» Instructions for the task
Reproduce all entries word for word.

» Records
※ ※ ※
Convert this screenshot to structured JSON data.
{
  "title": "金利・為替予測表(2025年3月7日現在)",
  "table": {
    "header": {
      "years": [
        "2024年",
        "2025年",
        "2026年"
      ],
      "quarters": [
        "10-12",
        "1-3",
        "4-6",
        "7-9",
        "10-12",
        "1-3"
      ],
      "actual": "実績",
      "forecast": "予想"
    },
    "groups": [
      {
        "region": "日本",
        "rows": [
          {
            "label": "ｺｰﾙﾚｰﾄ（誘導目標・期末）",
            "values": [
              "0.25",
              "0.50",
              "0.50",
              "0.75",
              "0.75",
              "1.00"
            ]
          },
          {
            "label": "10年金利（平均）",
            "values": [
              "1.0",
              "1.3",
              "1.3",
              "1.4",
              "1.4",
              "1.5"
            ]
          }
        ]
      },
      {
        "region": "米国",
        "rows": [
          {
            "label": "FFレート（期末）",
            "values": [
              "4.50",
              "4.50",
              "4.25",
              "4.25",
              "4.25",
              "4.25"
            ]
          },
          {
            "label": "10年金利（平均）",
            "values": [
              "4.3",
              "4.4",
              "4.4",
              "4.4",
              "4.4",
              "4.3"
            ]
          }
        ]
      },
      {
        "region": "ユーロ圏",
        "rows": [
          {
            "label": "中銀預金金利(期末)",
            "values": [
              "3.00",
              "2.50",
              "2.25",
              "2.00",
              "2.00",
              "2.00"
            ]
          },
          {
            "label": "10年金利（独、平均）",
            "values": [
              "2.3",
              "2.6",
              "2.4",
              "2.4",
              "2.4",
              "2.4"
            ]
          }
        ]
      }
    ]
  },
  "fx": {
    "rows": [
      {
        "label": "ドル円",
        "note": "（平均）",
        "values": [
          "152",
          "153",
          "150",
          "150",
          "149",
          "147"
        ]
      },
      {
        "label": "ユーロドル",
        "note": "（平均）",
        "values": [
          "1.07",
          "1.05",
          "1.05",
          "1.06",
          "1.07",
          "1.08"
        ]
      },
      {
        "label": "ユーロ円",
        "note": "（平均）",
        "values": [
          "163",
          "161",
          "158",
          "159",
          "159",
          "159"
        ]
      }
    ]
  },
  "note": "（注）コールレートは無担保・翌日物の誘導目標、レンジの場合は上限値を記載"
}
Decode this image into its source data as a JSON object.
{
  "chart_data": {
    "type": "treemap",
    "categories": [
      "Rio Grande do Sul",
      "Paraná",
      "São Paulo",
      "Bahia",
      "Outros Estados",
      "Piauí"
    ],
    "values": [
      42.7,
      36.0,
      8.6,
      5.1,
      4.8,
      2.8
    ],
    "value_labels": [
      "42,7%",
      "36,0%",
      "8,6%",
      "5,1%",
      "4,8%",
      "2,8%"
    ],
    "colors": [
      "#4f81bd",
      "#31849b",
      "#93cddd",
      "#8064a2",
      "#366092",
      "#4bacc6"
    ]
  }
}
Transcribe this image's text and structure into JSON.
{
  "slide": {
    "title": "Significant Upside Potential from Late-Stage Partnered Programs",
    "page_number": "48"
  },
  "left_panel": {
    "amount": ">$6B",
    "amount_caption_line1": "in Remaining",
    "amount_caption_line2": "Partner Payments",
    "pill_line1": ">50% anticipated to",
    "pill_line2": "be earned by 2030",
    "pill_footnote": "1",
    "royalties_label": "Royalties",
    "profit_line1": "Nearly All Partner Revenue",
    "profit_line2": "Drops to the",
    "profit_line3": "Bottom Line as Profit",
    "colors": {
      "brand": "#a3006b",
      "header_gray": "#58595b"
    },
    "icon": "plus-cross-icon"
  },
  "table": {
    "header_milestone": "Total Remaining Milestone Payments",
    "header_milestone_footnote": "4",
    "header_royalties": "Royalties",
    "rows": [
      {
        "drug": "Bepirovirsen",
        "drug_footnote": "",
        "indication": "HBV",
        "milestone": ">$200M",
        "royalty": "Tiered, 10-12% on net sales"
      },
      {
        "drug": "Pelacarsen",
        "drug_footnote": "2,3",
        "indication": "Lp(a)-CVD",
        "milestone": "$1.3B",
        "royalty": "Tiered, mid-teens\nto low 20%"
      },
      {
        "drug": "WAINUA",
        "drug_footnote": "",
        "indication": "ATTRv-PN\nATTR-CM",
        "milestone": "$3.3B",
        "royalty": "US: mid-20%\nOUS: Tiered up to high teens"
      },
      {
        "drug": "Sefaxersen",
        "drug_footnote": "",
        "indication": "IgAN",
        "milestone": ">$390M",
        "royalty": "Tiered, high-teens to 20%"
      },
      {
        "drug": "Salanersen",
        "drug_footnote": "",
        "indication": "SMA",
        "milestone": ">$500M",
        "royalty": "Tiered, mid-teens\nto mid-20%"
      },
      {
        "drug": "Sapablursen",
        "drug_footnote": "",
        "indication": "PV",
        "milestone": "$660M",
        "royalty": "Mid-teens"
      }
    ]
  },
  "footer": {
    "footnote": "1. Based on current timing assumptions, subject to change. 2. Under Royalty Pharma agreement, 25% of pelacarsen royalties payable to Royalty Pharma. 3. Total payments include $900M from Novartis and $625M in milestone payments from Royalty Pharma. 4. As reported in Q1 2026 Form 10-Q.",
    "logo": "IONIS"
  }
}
※ ※ ※
» Reply to the exercise
Convert this screenshot to structured JSON data.
{
  "title": "金利・為替予測表(2025年3月7日現在)",
  "table": {
    "header": {
      "years": [
        "2024年",
        "2025年",
        "2026年"
      ],
      "quarters": [
        "10-12",
        "1-3",
        "4-6",
        "7-9",
        "10-12",
        "1-3"
      ],
      "actual": "実績",
      "forecast": "予想"
    },
    "groups": [
      {
        "region": "日本",
        "rows": [
          {
            "label": "ｺｰﾙﾚｰﾄ（誘導目標・期末）",
            "values": [
              "0.25",
              "0.50",
              "0.50",
              "0.75",
              "0.75",
              "1.00"
            ]
          },
          {
            "label": "10年金利（平均）",
            "values": [
              "1.0",
              "1.3",
              "1.3",
              "1.4",
              "1.4",
              "1.5"
            ]
          }
        ]
      },
      {
        "region": "米国",
        "rows": [
          {
            "label": "FFレート（期末）",
            "values": [
              "4.50",
              "4.50",
              "4.25",
              "4.25",
              "4.25",
              "4.25"
            ]
          },
          {
            "label": "10年金利（平均）",
            "values": [
              "4.3",
              "4.4",
              "4.4",
              "4.4",
              "4.4",
              "4.3"
            ]
          }
        ]
      },
      {
        "region": "ユーロ圏",
        "rows": [
          {
            "label": "中銀預金金利(期末)",
            "values": [
              "3.00",
              "2.50",
              "2.25",
              "2.00",
              "2.00",
              "2.00"
            ]
          },
          {
            "label": "10年金利（独、平均）",
            "values": [
              "2.3",
              "2.6",
              "2.4",
              "2.4",
              "2.4",
              "2.4"
            ]
          }
        ]
      }
    ]
  },
  "fx": {
    "rows": [
      {
        "label": "ドル円",
        "note": "（平均）",
        "values": [
          "152",
          "153",
          "150",
          "150",
          "149",
          "147"
        ]
      },
      {
        "label": "ユーロドル",
        "note": "（平均）",
        "values": [
          "1.07",
          "1.05",
          "1.05",
          "1.06",
          "1.07",
          "1.08"
        ]
      },
      {
        "label": "ユーロ円",
        "note": "（平均）",
        "values": [
          "163",
          "161",
          "158",
          "159",
          "159",
          "159"
        ]
      }
    ]
  },
  "note": "（注）コールレートは無担保・翌日物の誘導目標、レンジの場合は上限値を記載"
}
Decode this image into its source data as a JSON object.
{
  "chart_data": {
    "type": "treemap",
    "categories": [
      "Rio Grande do Sul",
      "Paraná",
      "São Paulo",
      "Bahia",
      "Outros Estados",
      "Piauí"
    ],
    "values": [
      42.7,
      36.0,
      8.6,
      5.1,
      4.8,
      2.8
    ],
    "value_labels": [
      "42,7%",
      "36,0%",
      "8,6%",
      "5,1%",
      "4,8%",
      "2,8%"
    ],
    "colors": [
      "#4f81bd",
      "#31849b",
      "#93cddd",
      "#8064a2",
      "#366092",
      "#4bacc6"
    ]
  }
}
Transcribe this image's text and structure into JSON.
{
  "slide": {
    "title": "Significant Upside Potential from Late-Stage Partnered Programs",
    "page_number": "48"
  },
  "left_panel": {
    "amount": ">$6B",
    "amount_caption_line1": "in Remaining",
    "amount_caption_line2": "Partner Payments",
    "pill_line1": ">50% anticipated to",
    "pill_line2": "be earned by 2030",
    "pill_footnote": "1",
    "royalties_label": "Royalties",
    "profit_line1": "Nearly All Partner Revenue",
    "profit_line2": "Drops to the",
    "profit_line3": "Bottom Line as Profit",
    "colors": {
      "brand": "#a3006b",
      "header_gray": "#58595b"
    },
    "icon": "plus-cross-icon"
  },
  "table": {
    "header_milestone": "Total Remaining Milestone Payments",
    "header_milestone_footnote": "4",
    "header_royalties": "Royalties",
    "rows": [
      {
        "drug": "Bepirovirsen",
        "drug_footnote": "",
        "indication": "HBV",
        "milestone": ">$200M",
        "royalty": "Tiered, 10-12% on net sales"
      },
      {
        "drug": "Pelacarsen",
        "drug_footnote": "2,3",
        "indication": "Lp(a)-CVD",
        "milestone": "$1.3B",
        "royalty": "Tiered, mid-teens\nto low 20%"
      },
      {
        "drug": "WAINUA",
        "drug_footnote": "",
        "indication": "ATTRv-PN\nATTR-CM",
        "milestone": "$3.3B",
        "royalty": "US: mid-20%\nOUS: Tiered up to high teens"
      },
      {
        "drug": "Sefaxersen",
        "drug_footnote": "",
        "indication": "IgAN",
        "milestone": ">$390M",
        "royalty": "Tiered, high-teens to 20%"
      },
      {
        "drug": "Salanersen",
        "drug_footnote": "",
        "indication": "SMA",
        "milestone": ">$500M",
        "royalty": "Tiered, mid-teens\nto mid-20%"
      },
      {
        "drug": "Sapablursen",
        "drug_footnote": "",
        "indication": "PV",
        "milestone": "$660M",
        "royalty": "Mid-teens"
      }
    ]
  },
  "footer": {
    "footnote": "1. Based on current timing assumptions, subject to change. 2. Under Royalty Pharma agreement, 25% of pelacarsen royalties payable to Royalty Pharma. 3. Total payments include $900M from Novartis and $625M in milestone payments from Royalty Pharma. 4. As reported in Q1 2026 Form 10-Q.",
    "logo": "IONIS"
  }
}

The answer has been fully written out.